[Saved entries]
>> BEGIN
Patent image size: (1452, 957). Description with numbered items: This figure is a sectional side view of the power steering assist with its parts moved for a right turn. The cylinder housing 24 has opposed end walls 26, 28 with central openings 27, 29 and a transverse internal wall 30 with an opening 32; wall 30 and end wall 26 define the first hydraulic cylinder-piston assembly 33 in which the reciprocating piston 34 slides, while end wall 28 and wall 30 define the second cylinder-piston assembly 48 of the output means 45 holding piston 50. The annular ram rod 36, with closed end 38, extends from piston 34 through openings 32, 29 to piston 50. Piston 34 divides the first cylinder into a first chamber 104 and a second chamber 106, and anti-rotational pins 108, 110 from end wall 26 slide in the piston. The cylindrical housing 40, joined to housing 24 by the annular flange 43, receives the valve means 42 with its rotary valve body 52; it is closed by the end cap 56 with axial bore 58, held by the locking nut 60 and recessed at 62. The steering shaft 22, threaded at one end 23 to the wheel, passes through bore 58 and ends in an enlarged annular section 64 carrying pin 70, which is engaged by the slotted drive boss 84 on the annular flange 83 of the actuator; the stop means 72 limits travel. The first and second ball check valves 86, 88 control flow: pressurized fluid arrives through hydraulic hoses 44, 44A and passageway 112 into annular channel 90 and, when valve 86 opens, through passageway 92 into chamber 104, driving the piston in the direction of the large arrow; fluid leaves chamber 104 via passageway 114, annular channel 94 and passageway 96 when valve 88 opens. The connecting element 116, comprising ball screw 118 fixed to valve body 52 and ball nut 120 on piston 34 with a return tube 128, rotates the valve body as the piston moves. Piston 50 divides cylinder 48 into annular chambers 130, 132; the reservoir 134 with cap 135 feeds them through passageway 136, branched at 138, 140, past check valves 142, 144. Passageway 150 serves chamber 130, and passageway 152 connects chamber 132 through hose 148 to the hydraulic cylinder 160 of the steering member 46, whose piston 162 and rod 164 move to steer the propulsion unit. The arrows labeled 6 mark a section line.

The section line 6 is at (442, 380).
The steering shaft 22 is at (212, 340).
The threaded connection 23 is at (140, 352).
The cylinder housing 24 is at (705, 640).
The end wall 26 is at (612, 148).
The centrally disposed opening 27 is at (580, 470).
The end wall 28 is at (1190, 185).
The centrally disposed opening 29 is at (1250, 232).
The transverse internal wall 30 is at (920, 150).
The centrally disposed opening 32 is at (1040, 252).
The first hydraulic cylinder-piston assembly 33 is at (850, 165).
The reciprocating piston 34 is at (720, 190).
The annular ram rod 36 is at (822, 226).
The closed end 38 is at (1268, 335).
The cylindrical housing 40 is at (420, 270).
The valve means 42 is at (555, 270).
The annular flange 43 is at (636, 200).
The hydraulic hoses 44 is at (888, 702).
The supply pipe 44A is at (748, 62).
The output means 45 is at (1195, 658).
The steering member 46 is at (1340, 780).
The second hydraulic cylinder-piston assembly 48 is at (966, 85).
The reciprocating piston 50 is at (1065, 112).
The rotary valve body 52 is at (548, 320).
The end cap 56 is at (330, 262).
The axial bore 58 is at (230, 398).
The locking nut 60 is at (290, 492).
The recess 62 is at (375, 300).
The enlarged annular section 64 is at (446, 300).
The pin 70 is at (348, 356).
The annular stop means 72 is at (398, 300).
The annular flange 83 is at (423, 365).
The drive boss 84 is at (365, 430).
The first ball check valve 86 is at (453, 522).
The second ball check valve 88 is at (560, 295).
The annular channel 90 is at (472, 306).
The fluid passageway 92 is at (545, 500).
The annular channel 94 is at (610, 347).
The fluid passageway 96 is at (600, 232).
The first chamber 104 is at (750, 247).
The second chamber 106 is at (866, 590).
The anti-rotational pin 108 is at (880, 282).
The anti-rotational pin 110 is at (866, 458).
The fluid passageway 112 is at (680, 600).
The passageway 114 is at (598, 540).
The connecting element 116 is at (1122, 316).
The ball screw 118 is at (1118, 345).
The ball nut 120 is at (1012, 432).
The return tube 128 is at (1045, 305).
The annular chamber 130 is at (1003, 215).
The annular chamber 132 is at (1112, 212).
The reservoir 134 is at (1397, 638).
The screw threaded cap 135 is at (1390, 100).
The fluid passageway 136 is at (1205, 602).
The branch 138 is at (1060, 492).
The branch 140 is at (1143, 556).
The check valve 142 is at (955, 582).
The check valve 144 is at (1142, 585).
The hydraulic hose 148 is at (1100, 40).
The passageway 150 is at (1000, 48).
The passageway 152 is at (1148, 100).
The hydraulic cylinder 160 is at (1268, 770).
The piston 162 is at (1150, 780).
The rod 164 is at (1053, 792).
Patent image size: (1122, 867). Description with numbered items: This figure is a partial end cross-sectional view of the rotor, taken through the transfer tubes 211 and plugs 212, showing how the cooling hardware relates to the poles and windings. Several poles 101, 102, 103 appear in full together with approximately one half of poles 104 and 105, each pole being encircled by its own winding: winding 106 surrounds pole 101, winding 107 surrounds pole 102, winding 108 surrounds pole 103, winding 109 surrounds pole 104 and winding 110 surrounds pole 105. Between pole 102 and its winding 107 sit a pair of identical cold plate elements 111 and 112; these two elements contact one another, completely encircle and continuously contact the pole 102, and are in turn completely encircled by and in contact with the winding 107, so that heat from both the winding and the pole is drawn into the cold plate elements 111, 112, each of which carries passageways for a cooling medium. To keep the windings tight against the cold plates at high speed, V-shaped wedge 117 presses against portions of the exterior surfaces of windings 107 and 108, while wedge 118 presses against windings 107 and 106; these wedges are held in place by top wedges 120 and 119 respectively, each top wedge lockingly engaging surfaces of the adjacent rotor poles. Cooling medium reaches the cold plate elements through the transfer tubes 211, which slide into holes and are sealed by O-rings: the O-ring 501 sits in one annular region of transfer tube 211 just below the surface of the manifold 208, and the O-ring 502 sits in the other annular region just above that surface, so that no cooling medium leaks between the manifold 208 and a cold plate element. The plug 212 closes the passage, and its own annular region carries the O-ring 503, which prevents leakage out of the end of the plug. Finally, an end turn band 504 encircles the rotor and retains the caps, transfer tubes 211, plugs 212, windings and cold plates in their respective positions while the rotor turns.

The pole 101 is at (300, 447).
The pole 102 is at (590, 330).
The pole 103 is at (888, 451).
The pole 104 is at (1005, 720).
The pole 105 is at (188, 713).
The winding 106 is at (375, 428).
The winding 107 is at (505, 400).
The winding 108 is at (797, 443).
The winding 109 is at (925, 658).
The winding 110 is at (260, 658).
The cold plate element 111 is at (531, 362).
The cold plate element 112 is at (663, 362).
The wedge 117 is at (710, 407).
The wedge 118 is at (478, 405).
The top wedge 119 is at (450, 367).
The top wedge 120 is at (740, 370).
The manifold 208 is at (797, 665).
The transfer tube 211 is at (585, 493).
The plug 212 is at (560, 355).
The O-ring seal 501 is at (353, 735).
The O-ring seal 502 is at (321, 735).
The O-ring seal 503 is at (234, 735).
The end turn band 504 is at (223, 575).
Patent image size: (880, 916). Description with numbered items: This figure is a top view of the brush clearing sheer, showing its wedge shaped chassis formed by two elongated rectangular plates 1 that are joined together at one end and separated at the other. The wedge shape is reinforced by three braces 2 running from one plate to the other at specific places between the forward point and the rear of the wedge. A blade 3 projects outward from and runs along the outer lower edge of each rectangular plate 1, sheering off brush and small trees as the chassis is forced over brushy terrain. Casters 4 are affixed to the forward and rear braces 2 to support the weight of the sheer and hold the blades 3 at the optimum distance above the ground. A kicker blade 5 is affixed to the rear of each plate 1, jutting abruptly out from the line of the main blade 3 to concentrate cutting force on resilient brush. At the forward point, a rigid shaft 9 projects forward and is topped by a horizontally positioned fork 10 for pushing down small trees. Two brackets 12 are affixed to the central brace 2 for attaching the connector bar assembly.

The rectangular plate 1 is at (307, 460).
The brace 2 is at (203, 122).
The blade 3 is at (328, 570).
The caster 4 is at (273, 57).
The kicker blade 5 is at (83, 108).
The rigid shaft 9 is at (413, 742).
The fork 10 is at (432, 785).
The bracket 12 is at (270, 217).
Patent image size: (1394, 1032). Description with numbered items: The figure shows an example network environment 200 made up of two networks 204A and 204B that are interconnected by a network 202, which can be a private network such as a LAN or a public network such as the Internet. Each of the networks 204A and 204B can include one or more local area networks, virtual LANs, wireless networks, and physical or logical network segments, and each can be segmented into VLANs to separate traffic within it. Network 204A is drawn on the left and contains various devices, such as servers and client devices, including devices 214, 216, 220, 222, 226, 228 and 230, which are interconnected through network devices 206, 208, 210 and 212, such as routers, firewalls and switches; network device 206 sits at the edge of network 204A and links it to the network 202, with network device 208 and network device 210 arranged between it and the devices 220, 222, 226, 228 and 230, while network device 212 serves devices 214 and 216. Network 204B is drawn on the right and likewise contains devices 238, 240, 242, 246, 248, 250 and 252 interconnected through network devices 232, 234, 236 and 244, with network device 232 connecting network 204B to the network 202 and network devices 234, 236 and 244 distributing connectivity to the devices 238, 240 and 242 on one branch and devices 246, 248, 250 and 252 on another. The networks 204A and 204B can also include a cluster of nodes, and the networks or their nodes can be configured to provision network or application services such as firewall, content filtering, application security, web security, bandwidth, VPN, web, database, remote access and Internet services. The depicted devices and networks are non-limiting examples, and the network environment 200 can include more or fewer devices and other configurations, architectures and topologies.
>> END
- [Exercise details] Output everything from the line containing "Patent image size: (880, 916)." down through the line containing "The brace 2 is at (203, 122)." as a Markdown table with the columns Row and Line, omitting blank lines.

- [Task result]
| Row | Line |
|---|---|
| 1 | Patent image size: (880, 916). Description with numbered items: This figure is a top view of the brush clearing sheer, showing its wedge shaped chassis formed by two elongated rectangular plates 1 that are joined together at one end and separated at the other. The wedge shape is reinforced by three braces 2 running from one plate to the other at specific places between the forward point and the rear of the wedge. A blade 3 projects outward from and runs along the outer lower edge of each rectangular plate 1, sheering off brush and small trees as the chassis is forced over brushy terrain. Casters 4 are affixed to the forward and rear braces 2 to support the weight of the sheer and hold the blades 3 at the optimum distance above the ground. A kicker blade 5 is affixed to the rear of each plate 1, jutting abruptly out from the line of the main blade 3 to concentrate cutting force on resilient brush. At the forward point, a rigid shaft 9 projects forward and is topped by a horizontally positioned fork 10 for pushing down small trees. Two brackets 12 are affixed to the central brace 2 for attaching the connector bar assembly. |
| 2 | The rectangular plate 1 is at (307, 460). |
| 3 | The brace 2 is at (203, 122). |